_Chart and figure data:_

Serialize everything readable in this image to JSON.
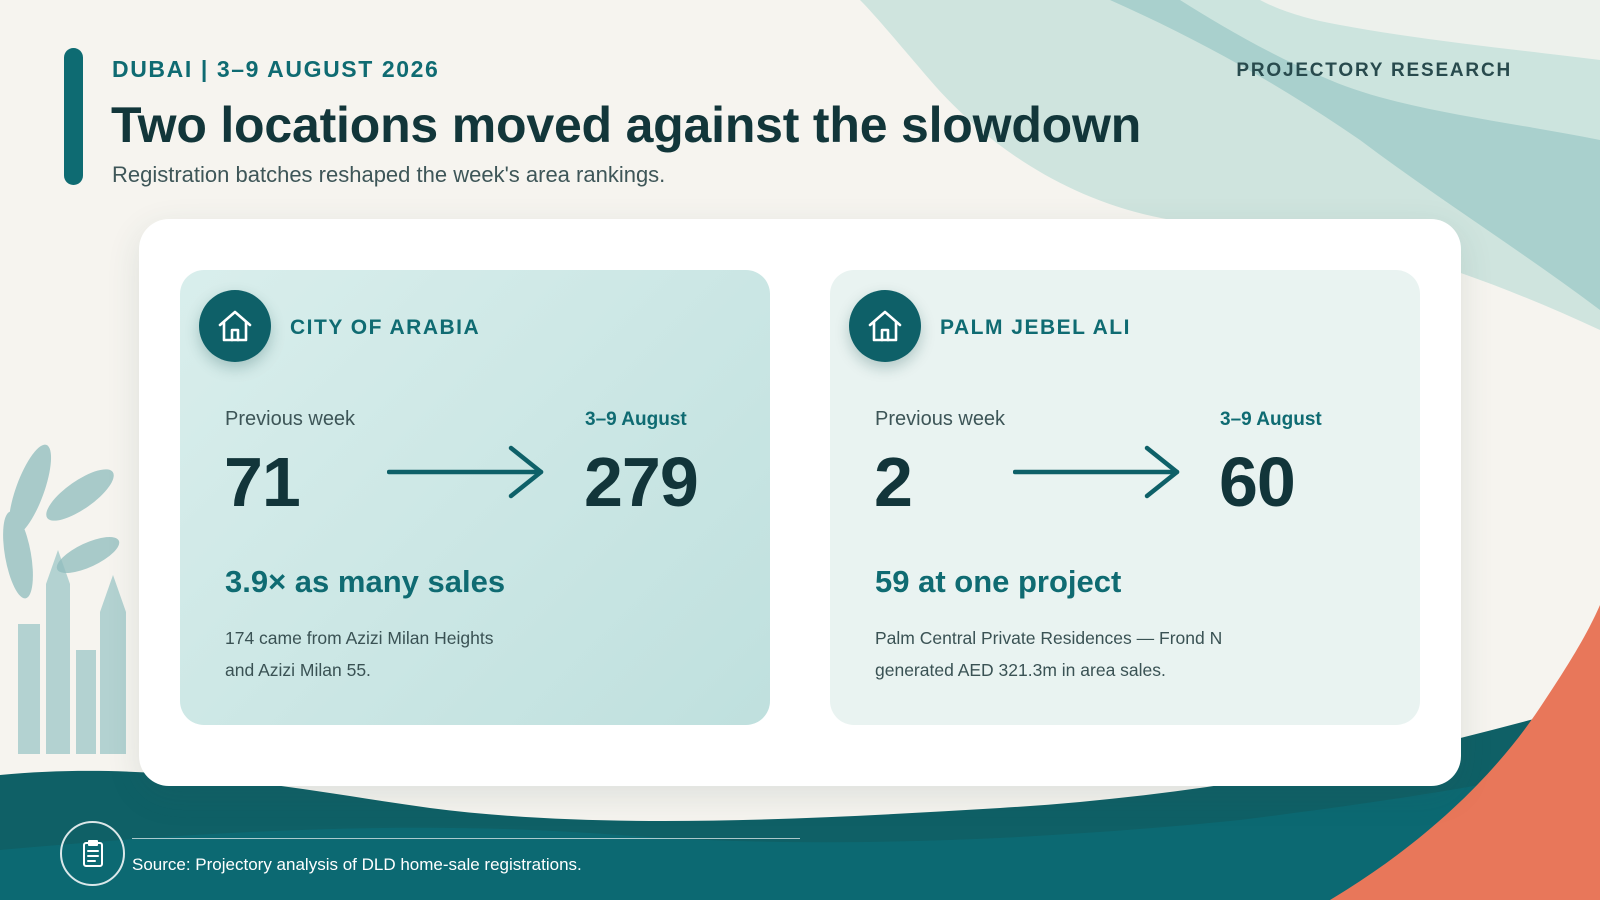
{
  "header": {
    "eyebrow": "DUBAI | 3–9 AUGUST 2026",
    "brand": "PROJECTORY RESEARCH",
    "title": "Two locations moved against the slowdown",
    "subtitle": "Registration batches reshaped the week's area rankings."
  },
  "cards": [
    {
      "icon": "house-icon",
      "name": "CITY OF ARABIA",
      "previous_label": "Previous week",
      "previous_value": "71",
      "current_label": "3–9 August",
      "current_value": "279",
      "headline": "3.9× as many sales",
      "detail_lines": [
        "174 came from Azizi Milan Heights",
        "and Azizi Milan 55."
      ]
    },
    {
      "icon": "house-icon",
      "name": "PALM JEBEL ALI",
      "previous_label": "Previous week",
      "previous_value": "2",
      "current_label": "3–9 August",
      "current_value": "60",
      "headline": "59 at one project",
      "detail_lines": [
        "Palm Central Private Residences — Frond N",
        "generated AED 321.3m in area sales."
      ]
    }
  ],
  "footer": {
    "icon": "document-icon",
    "source": "Source: Projectory analysis of DLD home-sale registrations."
  },
  "colors": {
    "teal_dark": "#0e6068",
    "teal_accent": "#0f6b72",
    "coral": "#e8775a",
    "background": "#f6f4ef"
  }
}
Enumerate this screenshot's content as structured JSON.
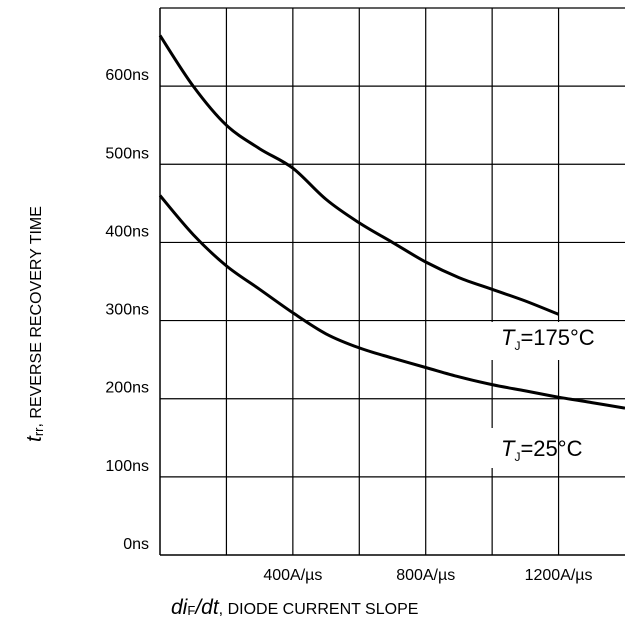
{
  "chart_data": {
    "type": "line",
    "x_tick_labels": [
      "400A/µs",
      "800A/µs",
      "1200A/µs"
    ],
    "y_tick_labels": [
      "0ns",
      "100ns",
      "200ns",
      "300ns",
      "400ns",
      "500ns",
      "600ns"
    ],
    "xlim": [
      0,
      1400
    ],
    "ylim": [
      0,
      700
    ],
    "x_ticks": [
      400,
      800,
      1200
    ],
    "y_ticks": [
      0,
      100,
      200,
      300,
      400,
      500,
      600
    ],
    "grid": true,
    "xlabel": {
      "var": "di",
      "sub": "F",
      "var2": "/dt",
      "rest": ", DIODE CURRENT SLOPE"
    },
    "ylabel": {
      "var": "t",
      "sub": "rr",
      "rest": ", REVERSE RECOVERY TIME"
    },
    "series": [
      {
        "name": "TJ=175°C",
        "label": {
          "T": "T",
          "sub": "J",
          "rest": "=175°C"
        },
        "x": [
          0,
          100,
          200,
          300,
          400,
          500,
          600,
          700,
          800,
          900,
          1000,
          1100,
          1200
        ],
        "y": [
          665,
          600,
          550,
          520,
          495,
          455,
          425,
          400,
          375,
          355,
          340,
          325,
          308
        ]
      },
      {
        "name": "TJ=25°C",
        "label": {
          "T": "T",
          "sub": "J",
          "rest": "=25°C"
        },
        "x": [
          0,
          100,
          200,
          300,
          400,
          500,
          600,
          700,
          800,
          900,
          1000,
          1100,
          1200,
          1300,
          1400
        ],
        "y": [
          460,
          410,
          370,
          340,
          310,
          283,
          265,
          252,
          240,
          228,
          218,
          210,
          202,
          195,
          188
        ]
      }
    ]
  }
}
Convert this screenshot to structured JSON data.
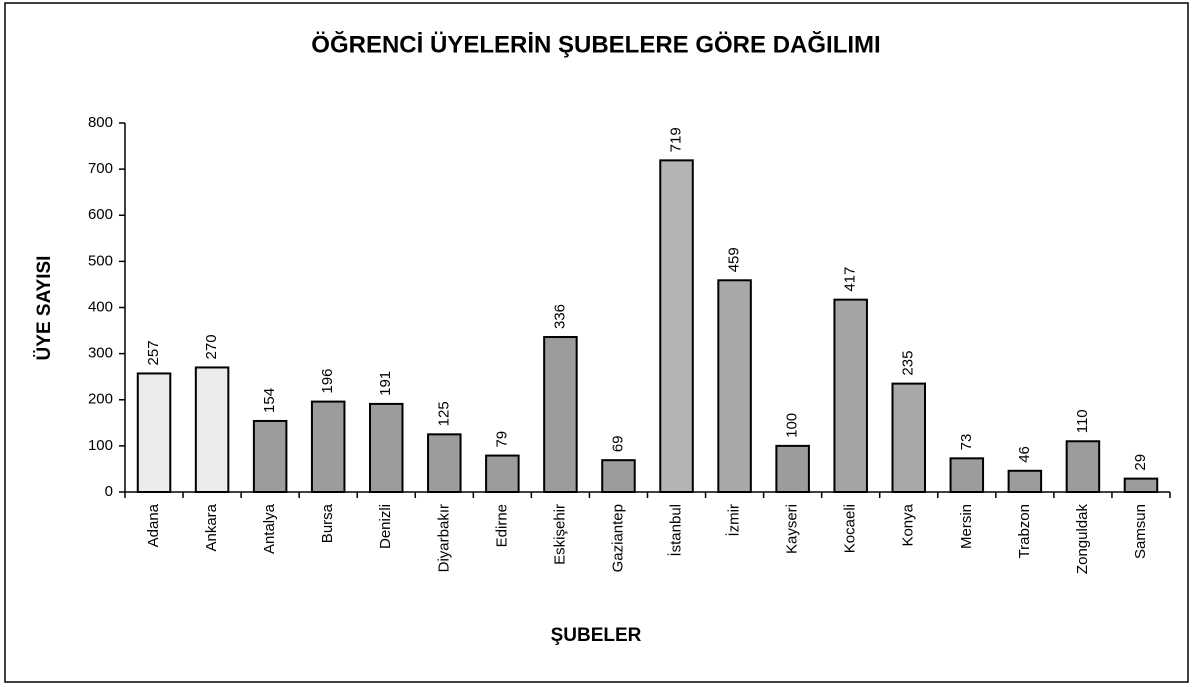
{
  "chart_data": {
    "type": "bar",
    "title": "ÖĞRENCİ ÜYELERİN ŞUBELERE GÖRE DAĞILIMI",
    "x_label": "ŞUBELER",
    "y_label": "ÜYE SAYISI",
    "categories": [
      "Adana",
      "Ankara",
      "Antalya",
      "Bursa",
      "Denizli",
      "Diyarbakır",
      "Edirne",
      "Eskişehir",
      "Gaziantep",
      "İstanbul",
      "İzmir",
      "Kayseri",
      "Kocaeli",
      "Konya",
      "Mersin",
      "Trabzon",
      "Zonguldak",
      "Samsun"
    ],
    "values": [
      257,
      270,
      154,
      196,
      191,
      125,
      79,
      336,
      69,
      719,
      459,
      100,
      417,
      235,
      73,
      46,
      110,
      29
    ],
    "colors": [
      "#ececec",
      "#ececec",
      "#9c9c9c",
      "#9c9c9c",
      "#9c9c9c",
      "#9c9c9c",
      "#9c9c9c",
      "#9c9c9c",
      "#9c9c9c",
      "#b4b4b4",
      "#a8a8a8",
      "#9c9c9c",
      "#a4a4a4",
      "#a8a8a8",
      "#9c9c9c",
      "#9c9c9c",
      "#9c9c9c",
      "#9c9c9c"
    ],
    "ylim": [
      0,
      800
    ],
    "yticks": [
      0,
      100,
      200,
      300,
      400,
      500,
      600,
      700,
      800
    ],
    "grid": false
  }
}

_Challenge:_
Transcribe the records verbatim and omit the images.

_The output:_
Serialize everything readable in this image to JSON.
{
  "header": {
    "eyebrow": "DUBAI | 3–9 AUGUST 2026",
    "brand": "PROJECTORY RESEARCH",
    "title": "Two locations moved against the slowdown",
    "subtitle": "Registration batches reshaped the week's area rankings."
  },
  "cards": [
    {
      "icon": "house-icon",
      "name": "CITY OF ARABIA",
      "previous_label": "Previous week",
      "previous_value": "71",
      "current_label": "3–9 August",
      "current_value": "279",
      "headline": "3.9× as many sales",
      "detail_lines": [
        "174 came from Azizi Milan Heights",
        "and Azizi Milan 55."
      ]
    },
    {
      "icon": "house-icon",
      "name": "PALM JEBEL ALI",
      "previous_label": "Previous week",
      "previous_value": "2",
      "current_label": "3–9 August",
      "current_value": "60",
      "headline": "59 at one project",
      "detail_lines": [
        "Palm Central Private Residences — Frond N",
        "generated AED 321.3m in area sales."
      ]
    }
  ],
  "footer": {
    "icon": "document-icon",
    "source": "Source: Projectory analysis of DLD home-sale registrations."
  },
  "colors": {
    "teal_dark": "#0e6068",
    "teal_accent": "#0f6b72",
    "coral": "#e8775a",
    "background": "#f6f4ef"
  }
}
Enumerate this screenshot's content as structured JSON.
{
  "chart_data": {
    "type": "line",
    "x_tick_labels": [
      "400A/µs",
      "800A/µs",
      "1200A/µs"
    ],
    "y_tick_labels": [
      "0ns",
      "100ns",
      "200ns",
      "300ns",
      "400ns",
      "500ns",
      "600ns"
    ],
    "xlim": [
      0,
      1400
    ],
    "ylim": [
      0,
      700
    ],
    "x_ticks": [
      400,
      800,
      1200
    ],
    "y_ticks": [
      0,
      100,
      200,
      300,
      400,
      500,
      600
    ],
    "grid": true,
    "xlabel": {
      "var": "di",
      "sub": "F",
      "var2": "/dt",
      "rest": ", DIODE CURRENT SLOPE"
    },
    "ylabel": {
      "var": "t",
      "sub": "rr",
      "rest": ", REVERSE RECOVERY TIME"
    },
    "series": [
      {
        "name": "TJ=175°C",
        "label": {
          "T": "T",
          "sub": "J",
          "rest": "=175°C"
        },
        "x": [
          0,
          100,
          200,
          300,
          400,
          500,
          600,
          700,
          800,
          900,
          1000,
          1100,
          1200
        ],
        "y": [
          665,
          600,
          550,
          520,
          495,
          455,
          425,
          400,
          375,
          355,
          340,
          325,
          308
        ]
      },
      {
        "name": "TJ=25°C",
        "label": {
          "T": "T",
          "sub": "J",
          "rest": "=25°C"
        },
        "x": [
          0,
          100,
          200,
          300,
          400,
          500,
          600,
          700,
          800,
          900,
          1000,
          1100,
          1200,
          1300,
          1400
        ],
        "y": [
          460,
          410,
          370,
          340,
          310,
          283,
          265,
          252,
          240,
          228,
          218,
          210,
          202,
          195,
          188
        ]
      }
    ]
  }
}
Convert this screenshot to structured JSON data.
{
  "chart_data": {
    "type": "bar",
    "title": "ÖĞRENCİ ÜYELERİN ŞUBELERE GÖRE DAĞILIMI",
    "x_label": "ŞUBELER",
    "y_label": "ÜYE SAYISI",
    "categories": [
      "Adana",
      "Ankara",
      "Antalya",
      "Bursa",
      "Denizli",
      "Diyarbakır",
      "Edirne",
      "Eskişehir",
      "Gaziantep",
      "İstanbul",
      "İzmir",
      "Kayseri",
      "Kocaeli",
      "Konya",
      "Mersin",
      "Trabzon",
      "Zonguldak",
      "Samsun"
    ],
    "values": [
      257,
      270,
      154,
      196,
      191,
      125,
      79,
      336,
      69,
      719,
      459,
      100,
      417,
      235,
      73,
      46,
      110,
      29
    ],
    "colors": [
      "#ececec",
      "#ececec",
      "#9c9c9c",
      "#9c9c9c",
      "#9c9c9c",
      "#9c9c9c",
      "#9c9c9c",
      "#9c9c9c",
      "#9c9c9c",
      "#b4b4b4",
      "#a8a8a8",
      "#9c9c9c",
      "#a4a4a4",
      "#a8a8a8",
      "#9c9c9c",
      "#9c9c9c",
      "#9c9c9c",
      "#9c9c9c"
    ],
    "ylim": [
      0,
      800
    ],
    "yticks": [
      0,
      100,
      200,
      300,
      400,
      500,
      600,
      700,
      800
    ],
    "grid": false
  }
}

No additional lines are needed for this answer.